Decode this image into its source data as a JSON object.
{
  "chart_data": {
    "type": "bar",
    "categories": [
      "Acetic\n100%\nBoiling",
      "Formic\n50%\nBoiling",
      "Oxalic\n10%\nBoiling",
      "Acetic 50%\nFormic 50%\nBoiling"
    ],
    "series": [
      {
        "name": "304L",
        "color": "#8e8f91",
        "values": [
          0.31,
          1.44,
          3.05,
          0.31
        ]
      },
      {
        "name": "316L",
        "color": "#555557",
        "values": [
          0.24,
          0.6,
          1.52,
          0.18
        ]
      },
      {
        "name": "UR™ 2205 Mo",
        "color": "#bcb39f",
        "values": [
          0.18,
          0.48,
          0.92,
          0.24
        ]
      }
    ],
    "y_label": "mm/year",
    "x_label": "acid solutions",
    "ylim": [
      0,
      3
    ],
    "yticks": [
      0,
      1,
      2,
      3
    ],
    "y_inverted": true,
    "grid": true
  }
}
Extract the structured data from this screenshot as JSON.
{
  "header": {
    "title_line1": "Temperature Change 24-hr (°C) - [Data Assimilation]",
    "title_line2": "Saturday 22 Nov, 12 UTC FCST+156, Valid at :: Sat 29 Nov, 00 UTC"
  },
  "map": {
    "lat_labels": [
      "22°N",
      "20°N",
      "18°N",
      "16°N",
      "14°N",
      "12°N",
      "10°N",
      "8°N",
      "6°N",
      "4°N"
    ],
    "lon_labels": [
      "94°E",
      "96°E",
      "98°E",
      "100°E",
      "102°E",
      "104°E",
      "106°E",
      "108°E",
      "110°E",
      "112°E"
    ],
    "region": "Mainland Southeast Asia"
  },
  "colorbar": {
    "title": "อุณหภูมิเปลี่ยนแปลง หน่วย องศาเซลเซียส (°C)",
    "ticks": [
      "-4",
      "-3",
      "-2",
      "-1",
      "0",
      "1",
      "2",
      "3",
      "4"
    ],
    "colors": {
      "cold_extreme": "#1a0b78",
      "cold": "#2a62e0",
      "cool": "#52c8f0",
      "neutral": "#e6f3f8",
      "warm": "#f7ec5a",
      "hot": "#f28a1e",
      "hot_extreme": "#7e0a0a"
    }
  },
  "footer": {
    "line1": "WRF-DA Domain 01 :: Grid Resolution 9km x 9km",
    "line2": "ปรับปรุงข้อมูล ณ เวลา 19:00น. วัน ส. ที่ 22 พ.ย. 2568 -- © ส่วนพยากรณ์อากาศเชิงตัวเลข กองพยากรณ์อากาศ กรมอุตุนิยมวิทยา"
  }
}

Work to complete: Exactly reproduce every line found in the records.

The result:
Decode this image into its source data as a JSON object.
{
  "chart_data": {
    "type": "bar",
    "categories": [
      "Acetic\n100%\nBoiling",
      "Formic\n50%\nBoiling",
      "Oxalic\n10%\nBoiling",
      "Acetic 50%\nFormic 50%\nBoiling"
    ],
    "series": [
      {
        "name": "304L",
        "color": "#8e8f91",
        "values": [
          0.31,
          1.44,
          3.05,
          0.31
        ]
      },
      {
        "name": "316L",
        "color": "#555557",
        "values": [
          0.24,
          0.6,
          1.52,
          0.18
        ]
      },
      {
        "name": "UR™ 2205 Mo",
        "color": "#bcb39f",
        "values": [
          0.18,
          0.48,
          0.92,
          0.24
        ]
      }
    ],
    "y_label": "mm/year",
    "x_label": "acid solutions",
    "ylim": [
      0,
      3
    ],
    "yticks": [
      0,
      1,
      2,
      3
    ],
    "y_inverted": true,
    "grid": true
  }
}
Extract the structured data from this screenshot as JSON.
{
  "header": {
    "title_line1": "Temperature Change 24-hr (°C) - [Data Assimilation]",
    "title_line2": "Saturday 22 Nov, 12 UTC FCST+156, Valid at :: Sat 29 Nov, 00 UTC"
  },
  "map": {
    "lat_labels": [
      "22°N",
      "20°N",
      "18°N",
      "16°N",
      "14°N",
      "12°N",
      "10°N",
      "8°N",
      "6°N",
      "4°N"
    ],
    "lon_labels": [
      "94°E",
      "96°E",
      "98°E",
      "100°E",
      "102°E",
      "104°E",
      "106°E",
      "108°E",
      "110°E",
      "112°E"
    ],
    "region": "Mainland Southeast Asia"
  },
  "colorbar": {
    "title": "อุณหภูมิเปลี่ยนแปลง หน่วย องศาเซลเซียส (°C)",
    "ticks": [
      "-4",
      "-3",
      "-2",
      "-1",
      "0",
      "1",
      "2",
      "3",
      "4"
    ],
    "colors": {
      "cold_extreme": "#1a0b78",
      "cold": "#2a62e0",
      "cool": "#52c8f0",
      "neutral": "#e6f3f8",
      "warm": "#f7ec5a",
      "hot": "#f28a1e",
      "hot_extreme": "#7e0a0a"
    }
  },
  "footer": {
    "line1": "WRF-DA Domain 01 :: Grid Resolution 9km x 9km",
    "line2": "ปรับปรุงข้อมูล ณ เวลา 19:00น. วัน ส. ที่ 22 พ.ย. 2568 -- © ส่วนพยากรณ์อากาศเชิงตัวเลข กองพยากรณ์อากาศ กรมอุตุนิยมวิทยา"
  }
}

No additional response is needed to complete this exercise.